#### [Extrait fourni]
Nous déployons une autre mission nouvelle : la supervision de la lutte contre les contenus terroristes et pédopornographiques. Un membre du collège, une magistrate, prend en charge la mission de contrôle, de retrait et de déréférencement des sites terroristes après signalement de la plateforme Pharos. 130 000 contenus ont été vérifiés en 2021, un chiffre énorme et en augmentation.
Notre institution est donc pleinement en ordre de marche et mute pour s’adapter à l’époque.
L’Arcom a également été active sur ses missions traditionnelles.
2021 et 2022 ont été marquées par des échéances électorales de premier plan : élections régionales, troisième referendum en Nouvelle-Calédonie, élections présidentielle et législatives. Nous avons veillé au bon déroulement des campagnes sur les chaînes de radio et de télévision et nous nous apprêtons à publier un bilan qui comprendra pour la première fois un volet sur les plateformes en ligne, que nous avons réunies tous les quinze jours pendant le processus électoral, et nous notons de vrais progrès par rapport à 2017.

#### [Exercice court A]
Dans les enregistrements, recopiez tout ce qui va de la ligne contenant « Localize all elements. » jusqu'à celle contenant « series-total-fill — [90, 37, 700, 244] », en substituant « legend-text » à « legend-label » sans rien modifier d'autre.
L'extrait et les enregistrements n'ont aucun lien entre eux.

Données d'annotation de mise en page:
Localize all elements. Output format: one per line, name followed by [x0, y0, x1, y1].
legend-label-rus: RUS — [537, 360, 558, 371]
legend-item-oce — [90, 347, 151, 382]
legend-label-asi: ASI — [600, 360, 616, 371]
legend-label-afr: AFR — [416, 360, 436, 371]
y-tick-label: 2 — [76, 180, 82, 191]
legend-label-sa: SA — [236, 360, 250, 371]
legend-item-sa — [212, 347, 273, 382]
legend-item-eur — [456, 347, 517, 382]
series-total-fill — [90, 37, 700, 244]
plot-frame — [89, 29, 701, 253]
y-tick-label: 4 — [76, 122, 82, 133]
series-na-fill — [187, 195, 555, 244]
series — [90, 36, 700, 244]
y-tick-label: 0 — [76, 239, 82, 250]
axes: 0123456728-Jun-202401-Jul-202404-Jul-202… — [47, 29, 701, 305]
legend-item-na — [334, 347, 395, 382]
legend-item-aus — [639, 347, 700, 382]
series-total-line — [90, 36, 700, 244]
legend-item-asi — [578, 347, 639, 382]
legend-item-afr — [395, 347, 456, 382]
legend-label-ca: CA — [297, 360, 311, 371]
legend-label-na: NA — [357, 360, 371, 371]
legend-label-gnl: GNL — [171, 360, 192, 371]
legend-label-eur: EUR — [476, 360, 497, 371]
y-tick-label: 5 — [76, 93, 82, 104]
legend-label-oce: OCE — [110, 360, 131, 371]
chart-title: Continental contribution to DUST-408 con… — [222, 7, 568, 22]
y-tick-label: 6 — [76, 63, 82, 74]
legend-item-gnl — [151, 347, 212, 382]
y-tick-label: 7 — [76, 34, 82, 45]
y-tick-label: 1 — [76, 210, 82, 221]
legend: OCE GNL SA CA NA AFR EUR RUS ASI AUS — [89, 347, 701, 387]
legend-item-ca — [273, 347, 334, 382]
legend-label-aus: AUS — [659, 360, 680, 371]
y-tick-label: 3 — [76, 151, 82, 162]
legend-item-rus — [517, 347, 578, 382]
* * *
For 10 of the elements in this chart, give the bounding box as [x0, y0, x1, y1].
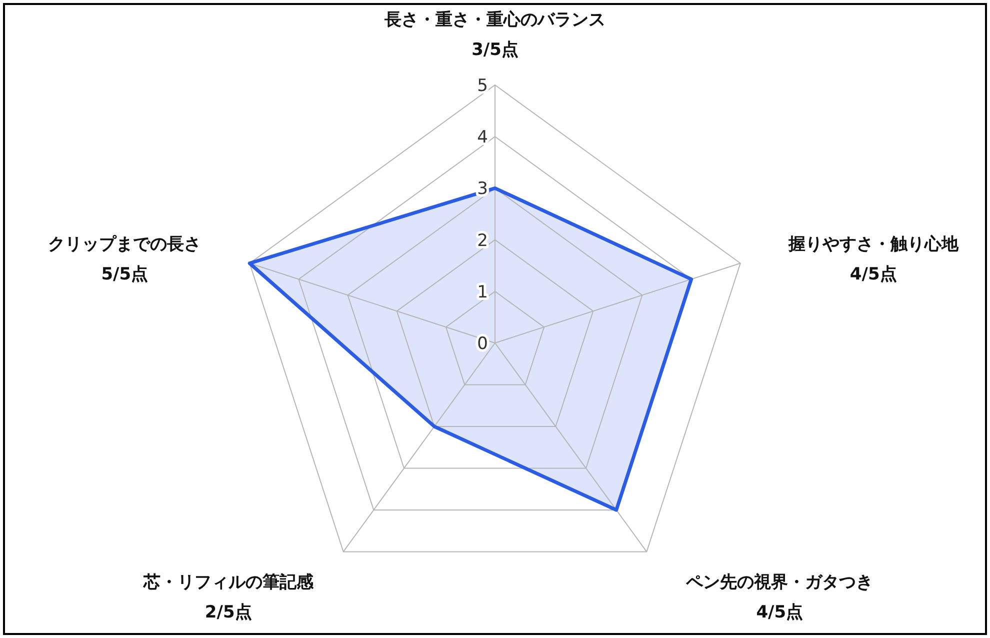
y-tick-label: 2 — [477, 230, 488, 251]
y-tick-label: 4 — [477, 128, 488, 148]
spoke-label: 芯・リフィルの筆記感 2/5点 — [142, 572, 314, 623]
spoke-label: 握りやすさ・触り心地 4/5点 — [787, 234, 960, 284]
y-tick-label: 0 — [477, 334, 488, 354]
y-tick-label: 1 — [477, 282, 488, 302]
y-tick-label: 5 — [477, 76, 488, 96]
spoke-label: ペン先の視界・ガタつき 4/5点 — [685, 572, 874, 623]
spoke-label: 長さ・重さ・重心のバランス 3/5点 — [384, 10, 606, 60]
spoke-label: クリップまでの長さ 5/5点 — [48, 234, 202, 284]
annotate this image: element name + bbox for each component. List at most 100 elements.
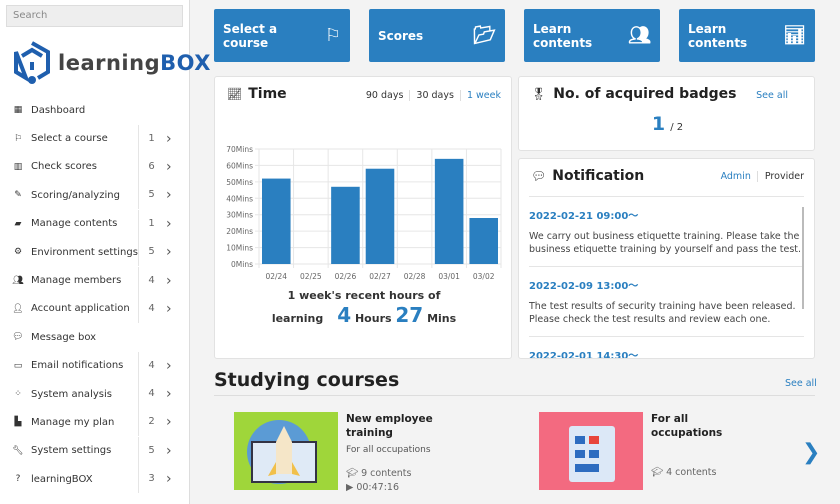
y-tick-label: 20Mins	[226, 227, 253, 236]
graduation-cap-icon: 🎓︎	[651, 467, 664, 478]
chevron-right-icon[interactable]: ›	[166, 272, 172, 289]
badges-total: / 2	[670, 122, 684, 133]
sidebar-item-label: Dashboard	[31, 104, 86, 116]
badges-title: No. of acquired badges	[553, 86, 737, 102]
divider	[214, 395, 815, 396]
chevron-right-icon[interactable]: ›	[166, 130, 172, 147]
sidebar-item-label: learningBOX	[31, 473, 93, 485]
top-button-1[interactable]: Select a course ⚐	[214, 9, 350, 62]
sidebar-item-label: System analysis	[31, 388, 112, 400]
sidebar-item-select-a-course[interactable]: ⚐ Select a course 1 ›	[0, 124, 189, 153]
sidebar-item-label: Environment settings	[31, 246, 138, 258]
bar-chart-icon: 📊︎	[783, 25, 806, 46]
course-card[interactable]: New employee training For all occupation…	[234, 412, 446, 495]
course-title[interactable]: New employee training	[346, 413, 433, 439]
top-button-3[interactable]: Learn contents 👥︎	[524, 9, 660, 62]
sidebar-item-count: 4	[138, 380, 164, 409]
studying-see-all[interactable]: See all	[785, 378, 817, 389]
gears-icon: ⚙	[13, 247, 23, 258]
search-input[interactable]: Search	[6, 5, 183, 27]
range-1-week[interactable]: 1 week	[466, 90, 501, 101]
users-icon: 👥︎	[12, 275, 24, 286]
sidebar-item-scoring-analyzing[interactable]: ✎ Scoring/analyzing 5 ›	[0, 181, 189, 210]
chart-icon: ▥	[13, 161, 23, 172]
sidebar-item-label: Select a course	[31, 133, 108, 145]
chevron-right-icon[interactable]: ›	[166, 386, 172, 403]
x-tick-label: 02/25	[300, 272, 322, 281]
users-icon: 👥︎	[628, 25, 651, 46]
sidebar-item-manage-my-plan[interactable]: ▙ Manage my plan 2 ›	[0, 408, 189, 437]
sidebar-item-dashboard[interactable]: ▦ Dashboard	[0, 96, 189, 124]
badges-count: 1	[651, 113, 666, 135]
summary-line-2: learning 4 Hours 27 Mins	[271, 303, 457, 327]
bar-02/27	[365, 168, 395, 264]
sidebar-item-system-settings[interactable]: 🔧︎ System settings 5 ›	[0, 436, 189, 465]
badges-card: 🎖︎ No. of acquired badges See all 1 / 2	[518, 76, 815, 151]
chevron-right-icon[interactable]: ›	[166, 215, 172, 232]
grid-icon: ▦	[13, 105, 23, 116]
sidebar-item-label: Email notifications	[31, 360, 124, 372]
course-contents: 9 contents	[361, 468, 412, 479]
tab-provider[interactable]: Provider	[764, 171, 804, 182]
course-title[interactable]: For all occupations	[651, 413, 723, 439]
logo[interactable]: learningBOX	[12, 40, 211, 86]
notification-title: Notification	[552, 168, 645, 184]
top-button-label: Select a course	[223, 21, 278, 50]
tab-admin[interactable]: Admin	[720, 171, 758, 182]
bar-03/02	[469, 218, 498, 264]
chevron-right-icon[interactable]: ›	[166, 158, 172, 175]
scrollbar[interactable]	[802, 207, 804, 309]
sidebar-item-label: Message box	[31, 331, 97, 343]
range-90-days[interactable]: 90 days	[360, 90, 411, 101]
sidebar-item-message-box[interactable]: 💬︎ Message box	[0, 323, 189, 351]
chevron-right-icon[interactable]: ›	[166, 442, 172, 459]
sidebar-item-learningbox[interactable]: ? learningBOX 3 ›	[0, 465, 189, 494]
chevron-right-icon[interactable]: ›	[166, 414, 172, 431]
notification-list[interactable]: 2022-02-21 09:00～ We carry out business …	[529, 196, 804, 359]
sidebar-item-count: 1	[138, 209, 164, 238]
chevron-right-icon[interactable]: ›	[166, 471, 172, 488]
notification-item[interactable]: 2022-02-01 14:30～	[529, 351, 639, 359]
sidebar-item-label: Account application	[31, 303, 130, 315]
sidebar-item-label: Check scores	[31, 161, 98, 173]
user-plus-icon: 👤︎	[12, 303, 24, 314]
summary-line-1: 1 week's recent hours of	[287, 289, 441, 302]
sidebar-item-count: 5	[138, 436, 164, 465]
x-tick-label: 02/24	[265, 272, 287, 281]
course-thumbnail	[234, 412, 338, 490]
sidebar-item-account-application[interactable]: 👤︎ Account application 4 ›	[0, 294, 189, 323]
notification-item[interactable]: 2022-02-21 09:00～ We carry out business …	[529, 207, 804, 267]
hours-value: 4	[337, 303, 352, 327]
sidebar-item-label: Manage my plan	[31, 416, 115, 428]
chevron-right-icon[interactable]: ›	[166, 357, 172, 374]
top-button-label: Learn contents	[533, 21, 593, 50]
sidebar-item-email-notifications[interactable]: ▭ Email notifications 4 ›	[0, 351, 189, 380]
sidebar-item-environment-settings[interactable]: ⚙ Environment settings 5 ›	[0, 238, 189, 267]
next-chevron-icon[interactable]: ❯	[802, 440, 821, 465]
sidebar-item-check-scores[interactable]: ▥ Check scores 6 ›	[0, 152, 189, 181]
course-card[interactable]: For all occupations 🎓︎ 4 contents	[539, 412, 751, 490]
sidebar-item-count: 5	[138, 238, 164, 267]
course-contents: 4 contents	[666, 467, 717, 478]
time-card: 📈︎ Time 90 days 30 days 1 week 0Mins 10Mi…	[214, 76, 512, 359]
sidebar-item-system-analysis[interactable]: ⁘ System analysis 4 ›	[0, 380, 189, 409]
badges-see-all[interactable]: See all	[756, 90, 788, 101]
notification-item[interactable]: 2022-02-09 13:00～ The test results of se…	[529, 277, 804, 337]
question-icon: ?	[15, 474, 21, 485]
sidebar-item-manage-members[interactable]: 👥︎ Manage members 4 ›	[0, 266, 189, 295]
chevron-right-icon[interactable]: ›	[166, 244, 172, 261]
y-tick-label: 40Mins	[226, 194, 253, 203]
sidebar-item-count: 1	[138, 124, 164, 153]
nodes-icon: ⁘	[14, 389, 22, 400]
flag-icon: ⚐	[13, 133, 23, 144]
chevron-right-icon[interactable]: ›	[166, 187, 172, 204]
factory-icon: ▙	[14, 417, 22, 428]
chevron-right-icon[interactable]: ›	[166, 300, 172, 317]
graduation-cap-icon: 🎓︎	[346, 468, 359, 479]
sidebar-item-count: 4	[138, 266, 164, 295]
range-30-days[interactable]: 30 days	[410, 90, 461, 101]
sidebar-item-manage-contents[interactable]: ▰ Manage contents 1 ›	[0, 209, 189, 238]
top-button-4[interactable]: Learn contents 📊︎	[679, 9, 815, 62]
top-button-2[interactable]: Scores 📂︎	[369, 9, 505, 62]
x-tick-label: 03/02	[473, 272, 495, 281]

#### [Exercice court B]
Traduisez en anglais cette phrase de l'extrait fourni : « Notre institution est donc pleinement en ordre de marche et mute pour s’adapter à l’époque. »

#### [Résultat attendu A]
Localize all elements. Output format: one per line, name followed by [x0, y0, x1, y1].
legend-text-rus: RUS — [537, 360, 558, 371]
legend-item-oce — [90, 347, 151, 382]
legend-text-asi: ASI — [600, 360, 616, 371]
legend-text-afr: AFR — [416, 360, 436, 371]
y-tick-label: 2 — [76, 180, 82, 191]
legend-text-sa: SA — [236, 360, 250, 371]
legend-item-sa — [212, 347, 273, 382]
legend-item-eur — [456, 347, 517, 382]
series-total-fill — [90, 37, 700, 244]

#### [Résultat attendu B]
Our institution is therefore fully up and running and is changing to adapt to the times.